## Start Given data

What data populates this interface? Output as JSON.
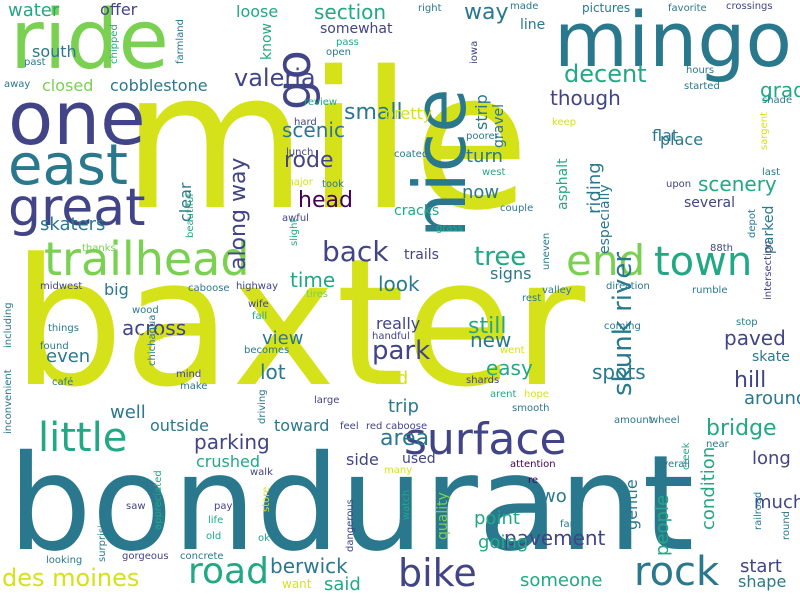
{
  "cloud": {
    "background": "#ffffff",
    "palette": [
      "#d5e21a",
      "#7ad151",
      "#22a884",
      "#2a788e",
      "#414487",
      "#440154"
    ],
    "words": [
      {
        "text": "mile",
        "color": "#d5e21a"
      },
      {
        "text": "baxter",
        "color": "#d5e21a"
      },
      {
        "text": "bondurant",
        "color": "#2a788e"
      },
      {
        "text": "ride",
        "color": "#7ad151"
      },
      {
        "text": "one",
        "color": "#414487"
      },
      {
        "text": "mingo",
        "color": "#2a788e"
      },
      {
        "text": "nice",
        "color": "#2a788e"
      },
      {
        "text": "east",
        "color": "#2a788e"
      },
      {
        "text": "great",
        "color": "#414487"
      },
      {
        "text": "go",
        "color": "#414487"
      },
      {
        "text": "trailhead",
        "color": "#7ad151"
      },
      {
        "text": "end",
        "color": "#7ad151"
      },
      {
        "text": "town",
        "color": "#22a884"
      },
      {
        "text": "surface",
        "color": "#414487"
      },
      {
        "text": "little",
        "color": "#22a884"
      },
      {
        "text": "road",
        "color": "#22a884"
      },
      {
        "text": "bike",
        "color": "#414487"
      },
      {
        "text": "rock",
        "color": "#2a788e"
      },
      {
        "text": "des moines",
        "color": "#d5e21a"
      },
      {
        "text": "back",
        "color": "#414487"
      },
      {
        "text": "tree",
        "color": "#22a884"
      },
      {
        "text": "skunk river",
        "color": "#2a788e"
      },
      {
        "text": "park",
        "color": "#414487"
      },
      {
        "text": "valeria",
        "color": "#414487"
      },
      {
        "text": "decent",
        "color": "#22a884"
      },
      {
        "text": "section",
        "color": "#22a884"
      },
      {
        "text": "way",
        "color": "#2a788e"
      },
      {
        "text": "small",
        "color": "#2a788e"
      },
      {
        "text": "though",
        "color": "#414487"
      },
      {
        "text": "grade",
        "color": "#22a884"
      },
      {
        "text": "scenic",
        "color": "#2a788e"
      },
      {
        "text": "rode",
        "color": "#414487"
      },
      {
        "text": "head",
        "color": "#440154"
      },
      {
        "text": "skaters",
        "color": "#2a788e"
      },
      {
        "text": "along way",
        "color": "#414487"
      },
      {
        "text": "scenery",
        "color": "#22a884"
      },
      {
        "text": "parking",
        "color": "#414487"
      },
      {
        "text": "area",
        "color": "#2a788e"
      },
      {
        "text": "hill",
        "color": "#414487"
      },
      {
        "text": "bridge",
        "color": "#22a884"
      },
      {
        "text": "spots",
        "color": "#2a788e"
      },
      {
        "text": "paved",
        "color": "#414487"
      },
      {
        "text": "easy",
        "color": "#22a884"
      },
      {
        "text": "still",
        "color": "#22a884"
      },
      {
        "text": "new",
        "color": "#2a788e"
      },
      {
        "text": "look",
        "color": "#2a788e"
      },
      {
        "text": "time",
        "color": "#22a884"
      },
      {
        "text": "across",
        "color": "#414487"
      },
      {
        "text": "pavement",
        "color": "#414487"
      },
      {
        "text": "berwick",
        "color": "#2a788e"
      },
      {
        "text": "said",
        "color": "#22a884"
      },
      {
        "text": "someone",
        "color": "#22a884"
      },
      {
        "text": "two",
        "color": "#2a788e"
      },
      {
        "text": "point",
        "color": "#22a884"
      },
      {
        "text": "going",
        "color": "#22a884"
      },
      {
        "text": "lot",
        "color": "#2a788e"
      },
      {
        "text": "view",
        "color": "#2a788e"
      },
      {
        "text": "even",
        "color": "#2a788e"
      },
      {
        "text": "well",
        "color": "#2a788e"
      },
      {
        "text": "find",
        "color": "#d5e21a"
      },
      {
        "text": "trip",
        "color": "#2a788e"
      },
      {
        "text": "really",
        "color": "#414487"
      },
      {
        "text": "around",
        "color": "#2a788e"
      },
      {
        "text": "long",
        "color": "#414487"
      },
      {
        "text": "much",
        "color": "#414487"
      },
      {
        "text": "start",
        "color": "#414487"
      },
      {
        "text": "shape",
        "color": "#2a788e"
      },
      {
        "text": "people",
        "color": "#22a884"
      },
      {
        "text": "gentle",
        "color": "#2a788e"
      },
      {
        "text": "condition",
        "color": "#22a884"
      },
      {
        "text": "water",
        "color": "#22a884"
      },
      {
        "text": "offer",
        "color": "#414487"
      },
      {
        "text": "loose",
        "color": "#22a884"
      },
      {
        "text": "south",
        "color": "#2a788e"
      },
      {
        "text": "closed",
        "color": "#7ad151"
      },
      {
        "text": "cobblestone",
        "color": "#2a788e"
      },
      {
        "text": "somewhat",
        "color": "#414487"
      },
      {
        "text": "strip",
        "color": "#2a788e"
      },
      {
        "text": "gravel",
        "color": "#2a788e"
      },
      {
        "text": "pretty",
        "color": "#d5e21a"
      },
      {
        "text": "turn",
        "color": "#2a788e"
      },
      {
        "text": "now",
        "color": "#2a788e"
      },
      {
        "text": "riding",
        "color": "#2a788e"
      },
      {
        "text": "flat",
        "color": "#2a788e"
      },
      {
        "text": "asphalt",
        "color": "#22a884"
      },
      {
        "text": "especially",
        "color": "#2a788e"
      },
      {
        "text": "place",
        "color": "#2a788e"
      },
      {
        "text": "clear",
        "color": "#2a788e"
      },
      {
        "text": "several",
        "color": "#414487"
      },
      {
        "text": "parked",
        "color": "#2a788e"
      },
      {
        "text": "signs",
        "color": "#2a788e"
      },
      {
        "text": "trails",
        "color": "#414487"
      },
      {
        "text": "cracks",
        "color": "#22a884"
      },
      {
        "text": "big",
        "color": "#2a788e"
      },
      {
        "text": "outside",
        "color": "#2a788e"
      },
      {
        "text": "toward",
        "color": "#2a788e"
      },
      {
        "text": "crushed",
        "color": "#22a884"
      },
      {
        "text": "side",
        "color": "#414487"
      },
      {
        "text": "used",
        "color": "#414487"
      },
      {
        "text": "skate",
        "color": "#2a788e"
      },
      {
        "text": "know",
        "color": "#22a884"
      },
      {
        "text": "line",
        "color": "#2a788e"
      },
      {
        "text": "pictures",
        "color": "#2a788e"
      },
      {
        "text": "crossings",
        "color": "#414487"
      },
      {
        "text": "favorite",
        "color": "#2a788e"
      },
      {
        "text": "made",
        "color": "#2a788e"
      },
      {
        "text": "right",
        "color": "#2a788e"
      },
      {
        "text": "pass",
        "color": "#22a884"
      },
      {
        "text": "open",
        "color": "#2a788e"
      },
      {
        "text": "iowa",
        "color": "#414487"
      },
      {
        "text": "hours",
        "color": "#2a788e"
      },
      {
        "text": "started",
        "color": "#2a788e"
      },
      {
        "text": "shade",
        "color": "#2a788e"
      },
      {
        "text": "chipped",
        "color": "#22a884"
      },
      {
        "text": "farmland",
        "color": "#2a788e"
      },
      {
        "text": "past",
        "color": "#2a788e"
      },
      {
        "text": "away",
        "color": "#2a788e"
      },
      {
        "text": "review",
        "color": "#22a884"
      },
      {
        "text": "poorer",
        "color": "#2a788e"
      },
      {
        "text": "hard",
        "color": "#414487"
      },
      {
        "text": "lunch",
        "color": "#414487"
      },
      {
        "text": "coated",
        "color": "#2a788e"
      },
      {
        "text": "took",
        "color": "#2a788e"
      },
      {
        "text": "major",
        "color": "#d5e21a"
      },
      {
        "text": "west",
        "color": "#22a884"
      },
      {
        "text": "keep",
        "color": "#d5e21a"
      },
      {
        "text": "last",
        "color": "#2a788e"
      },
      {
        "text": "sargent",
        "color": "#d5e21a"
      },
      {
        "text": "upon",
        "color": "#414487"
      },
      {
        "text": "beautiful",
        "color": "#22a884"
      },
      {
        "text": "awful",
        "color": "#414487"
      },
      {
        "text": "slight",
        "color": "#22a884"
      },
      {
        "text": "couple",
        "color": "#2a788e"
      },
      {
        "text": "grass",
        "color": "#22a884"
      },
      {
        "text": "thanks",
        "color": "#7ad151"
      },
      {
        "text": "uneven",
        "color": "#2a788e"
      },
      {
        "text": "depot",
        "color": "#2a788e"
      },
      {
        "text": "intersection",
        "color": "#414487"
      },
      {
        "text": "88th",
        "color": "#414487"
      },
      {
        "text": "midwest",
        "color": "#414487"
      },
      {
        "text": "caboose",
        "color": "#2a788e"
      },
      {
        "text": "highway",
        "color": "#414487"
      },
      {
        "text": "tires",
        "color": "#7ad151"
      },
      {
        "text": "valley",
        "color": "#2a788e"
      },
      {
        "text": "direction",
        "color": "#2a788e"
      },
      {
        "text": "rumble",
        "color": "#2a788e"
      },
      {
        "text": "rest",
        "color": "#2a788e"
      },
      {
        "text": "wood",
        "color": "#2a788e"
      },
      {
        "text": "fall",
        "color": "#22a884"
      },
      {
        "text": "wife",
        "color": "#414487"
      },
      {
        "text": "coming",
        "color": "#2a788e"
      },
      {
        "text": "stop",
        "color": "#2a788e"
      },
      {
        "text": "including",
        "color": "#2a788e"
      },
      {
        "text": "things",
        "color": "#2a788e"
      },
      {
        "text": "temp",
        "color": "#d5e21a"
      },
      {
        "text": "handful",
        "color": "#414487"
      },
      {
        "text": "becomes",
        "color": "#2a788e"
      },
      {
        "text": "went",
        "color": "#d5e21a"
      },
      {
        "text": "found",
        "color": "#2a788e"
      },
      {
        "text": "chichaqua",
        "color": "#2a788e"
      },
      {
        "text": "mind",
        "color": "#414487"
      },
      {
        "text": "make",
        "color": "#2a788e"
      },
      {
        "text": "inconvenient",
        "color": "#2a788e"
      },
      {
        "text": "café",
        "color": "#2a788e"
      },
      {
        "text": "driving",
        "color": "#2a788e"
      },
      {
        "text": "large",
        "color": "#414487"
      },
      {
        "text": "shards",
        "color": "#414487"
      },
      {
        "text": "arent",
        "color": "#22a884"
      },
      {
        "text": "hope",
        "color": "#d5e21a"
      },
      {
        "text": "smooth",
        "color": "#2a788e"
      },
      {
        "text": "feel",
        "color": "#414487"
      },
      {
        "text": "red caboose",
        "color": "#414487"
      },
      {
        "text": "amount",
        "color": "#2a788e"
      },
      {
        "text": "wheel",
        "color": "#2a788e"
      },
      {
        "text": "near",
        "color": "#2a788e"
      },
      {
        "text": "creek",
        "color": "#22a884"
      },
      {
        "text": "overall",
        "color": "#2a788e"
      },
      {
        "text": "attention",
        "color": "#440154"
      },
      {
        "text": "re",
        "color": "#440154"
      },
      {
        "text": "many",
        "color": "#d5e21a"
      },
      {
        "text": "walk",
        "color": "#414487"
      },
      {
        "text": "pay",
        "color": "#414487"
      },
      {
        "text": "life",
        "color": "#22a884"
      },
      {
        "text": "old",
        "color": "#22a884"
      },
      {
        "text": "ok",
        "color": "#22a884"
      },
      {
        "text": "store",
        "color": "#d5e21a"
      },
      {
        "text": "watch",
        "color": "#22a884"
      },
      {
        "text": "quality",
        "color": "#7ad151"
      },
      {
        "text": "dangerous",
        "color": "#414487"
      },
      {
        "text": "saw",
        "color": "#414487"
      },
      {
        "text": "appreciated",
        "color": "#22a884"
      },
      {
        "text": "surprising",
        "color": "#2a788e"
      },
      {
        "text": "gorgeous",
        "color": "#414487"
      },
      {
        "text": "concrete",
        "color": "#2a788e"
      },
      {
        "text": "looking",
        "color": "#2a788e"
      },
      {
        "text": "want",
        "color": "#d5e21a"
      },
      {
        "text": "far",
        "color": "#2a788e"
      },
      {
        "text": "railroad",
        "color": "#2a788e"
      },
      {
        "text": "round",
        "color": "#2a788e"
      }
    ]
  }
}
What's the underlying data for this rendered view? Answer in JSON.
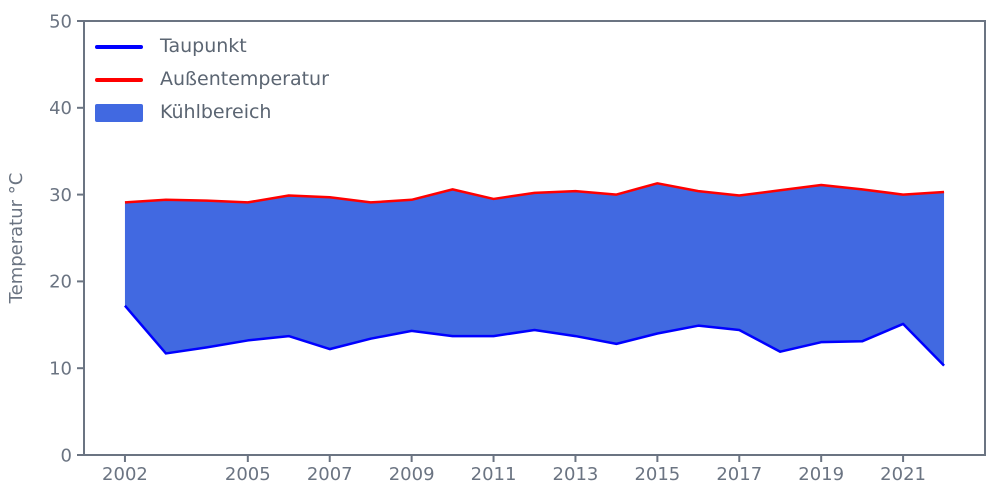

## End Given data

#### Objective:
For the listing above, identify each line bearing "JSON".

#### The output:
What data populates this interface? Output as JSON.
What's the underlying data for this rendered view? Answer in JSON.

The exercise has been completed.